* Begin Listed records *

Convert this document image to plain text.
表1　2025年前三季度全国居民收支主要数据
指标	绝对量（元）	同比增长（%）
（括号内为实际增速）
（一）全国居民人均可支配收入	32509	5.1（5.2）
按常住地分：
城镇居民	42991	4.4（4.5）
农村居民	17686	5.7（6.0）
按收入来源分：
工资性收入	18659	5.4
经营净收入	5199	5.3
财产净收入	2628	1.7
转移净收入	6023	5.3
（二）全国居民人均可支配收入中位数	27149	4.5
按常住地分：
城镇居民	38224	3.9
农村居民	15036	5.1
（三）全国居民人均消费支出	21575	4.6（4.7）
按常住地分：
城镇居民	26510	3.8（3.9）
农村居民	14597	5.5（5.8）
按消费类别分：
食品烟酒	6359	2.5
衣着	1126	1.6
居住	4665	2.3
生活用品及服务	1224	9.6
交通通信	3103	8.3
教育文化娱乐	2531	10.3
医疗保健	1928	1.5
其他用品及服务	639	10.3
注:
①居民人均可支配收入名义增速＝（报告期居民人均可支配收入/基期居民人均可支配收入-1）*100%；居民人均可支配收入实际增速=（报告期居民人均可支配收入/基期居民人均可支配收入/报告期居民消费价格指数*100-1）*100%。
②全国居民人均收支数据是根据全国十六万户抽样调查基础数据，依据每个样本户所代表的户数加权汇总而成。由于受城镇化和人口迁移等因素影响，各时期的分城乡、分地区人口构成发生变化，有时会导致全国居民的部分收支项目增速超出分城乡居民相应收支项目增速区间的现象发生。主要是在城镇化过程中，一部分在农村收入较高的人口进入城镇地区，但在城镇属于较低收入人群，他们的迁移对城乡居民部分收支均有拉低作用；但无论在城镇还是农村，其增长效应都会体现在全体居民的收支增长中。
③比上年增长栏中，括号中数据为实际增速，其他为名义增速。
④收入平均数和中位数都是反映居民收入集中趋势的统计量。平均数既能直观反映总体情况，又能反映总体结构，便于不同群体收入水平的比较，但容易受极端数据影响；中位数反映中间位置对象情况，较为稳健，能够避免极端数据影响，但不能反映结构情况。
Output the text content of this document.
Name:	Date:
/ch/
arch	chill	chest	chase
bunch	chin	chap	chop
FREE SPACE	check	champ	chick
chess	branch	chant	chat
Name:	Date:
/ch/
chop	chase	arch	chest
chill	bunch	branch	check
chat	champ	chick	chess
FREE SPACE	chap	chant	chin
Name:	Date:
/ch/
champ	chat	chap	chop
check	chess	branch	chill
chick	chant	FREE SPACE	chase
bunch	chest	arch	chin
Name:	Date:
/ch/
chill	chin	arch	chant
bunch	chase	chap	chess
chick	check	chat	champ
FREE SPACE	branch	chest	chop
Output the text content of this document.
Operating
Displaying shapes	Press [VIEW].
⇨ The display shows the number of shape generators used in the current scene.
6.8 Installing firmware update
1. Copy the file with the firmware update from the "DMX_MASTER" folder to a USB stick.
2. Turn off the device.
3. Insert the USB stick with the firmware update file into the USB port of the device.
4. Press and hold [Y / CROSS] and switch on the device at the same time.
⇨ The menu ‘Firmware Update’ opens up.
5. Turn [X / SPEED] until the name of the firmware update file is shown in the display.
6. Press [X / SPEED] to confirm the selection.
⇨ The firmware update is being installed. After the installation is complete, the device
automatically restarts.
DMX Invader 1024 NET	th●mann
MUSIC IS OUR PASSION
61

* End Listed records *

Problem requirements:
Repeat all the records. Match each line exactly.

Answer for the task:
Convert this document image to plain text.
表1　2025年前三季度全国居民收支主要数据
指标	绝对量（元）	同比增长（%）
（括号内为实际增速）
（一）全国居民人均可支配收入	32509	5.1（5.2）
按常住地分：
城镇居民	42991	4.4（4.5）
农村居民	17686	5.7（6.0）
按收入来源分：
工资性收入	18659	5.4
经营净收入	5199	5.3
财产净收入	2628	1.7
转移净收入	6023	5.3
（二）全国居民人均可支配收入中位数	27149	4.5
按常住地分：
城镇居民	38224	3.9
农村居民	15036	5.1
（三）全国居民人均消费支出	21575	4.6（4.7）
按常住地分：
城镇居民	26510	3.8（3.9）
农村居民	14597	5.5（5.8）
按消费类别分：
食品烟酒	6359	2.5
衣着	1126	1.6
居住	4665	2.3
生活用品及服务	1224	9.6
交通通信	3103	8.3
教育文化娱乐	2531	10.3
医疗保健	1928	1.5
其他用品及服务	639	10.3
注:
①居民人均可支配收入名义增速＝（报告期居民人均可支配收入/基期居民人均可支配收入-1）*100%；居民人均可支配收入实际增速=（报告期居民人均可支配收入/基期居民人均可支配收入/报告期居民消费价格指数*100-1）*100%。
②全国居民人均收支数据是根据全国十六万户抽样调查基础数据，依据每个样本户所代表的户数加权汇总而成。由于受城镇化和人口迁移等因素影响，各时期的分城乡、分地区人口构成发生变化，有时会导致全国居民的部分收支项目增速超出分城乡居民相应收支项目增速区间的现象发生。主要是在城镇化过程中，一部分在农村收入较高的人口进入城镇地区，但在城镇属于较低收入人群，他们的迁移对城乡居民部分收支均有拉低作用；但无论在城镇还是农村，其增长效应都会体现在全体居民的收支增长中。
③比上年增长栏中，括号中数据为实际增速，其他为名义增速。
④收入平均数和中位数都是反映居民收入集中趋势的统计量。平均数既能直观反映总体情况，又能反映总体结构，便于不同群体收入水平的比较，但容易受极端数据影响；中位数反映中间位置对象情况，较为稳健，能够避免极端数据影响，但不能反映结构情况。
Output the text content of this document.
Name:	Date:
/ch/
arch	chill	chest	chase
bunch	chin	chap	chop
FREE SPACE	check	champ	chick
chess	branch	chant	chat
Name:	Date:
/ch/
chop	chase	arch	chest
chill	bunch	branch	check
chat	champ	chick	chess
FREE SPACE	chap	chant	chin
Name:	Date:
/ch/
champ	chat	chap	chop
check	chess	branch	chill
chick	chant	FREE SPACE	chase
bunch	chest	arch	chin
Name:	Date:
/ch/
chill	chin	arch	chant
bunch	chase	chap	chess
chick	check	chat	champ
FREE SPACE	branch	chest	chop
Output the text content of this document.
Operating
Displaying shapes	Press [VIEW].
⇨ The display shows the number of shape generators used in the current scene.
6.8 Installing firmware update
1. Copy the file with the firmware update from the "DMX_MASTER" folder to a USB stick.
2. Turn off the device.
3. Insert the USB stick with the firmware update file into the USB port of the device.
4. Press and hold [Y / CROSS] and switch on the device at the same time.
⇨ The menu ‘Firmware Update’ opens up.
5. Turn [X / SPEED] until the name of the firmware update file is shown in the display.
6. Press [X / SPEED] to confirm the selection.
⇨ The firmware update is being installed. After the installation is complete, the device
automatically restarts.
DMX Invader 1024 NET	th●mann
MUSIC IS OUR PASSION
61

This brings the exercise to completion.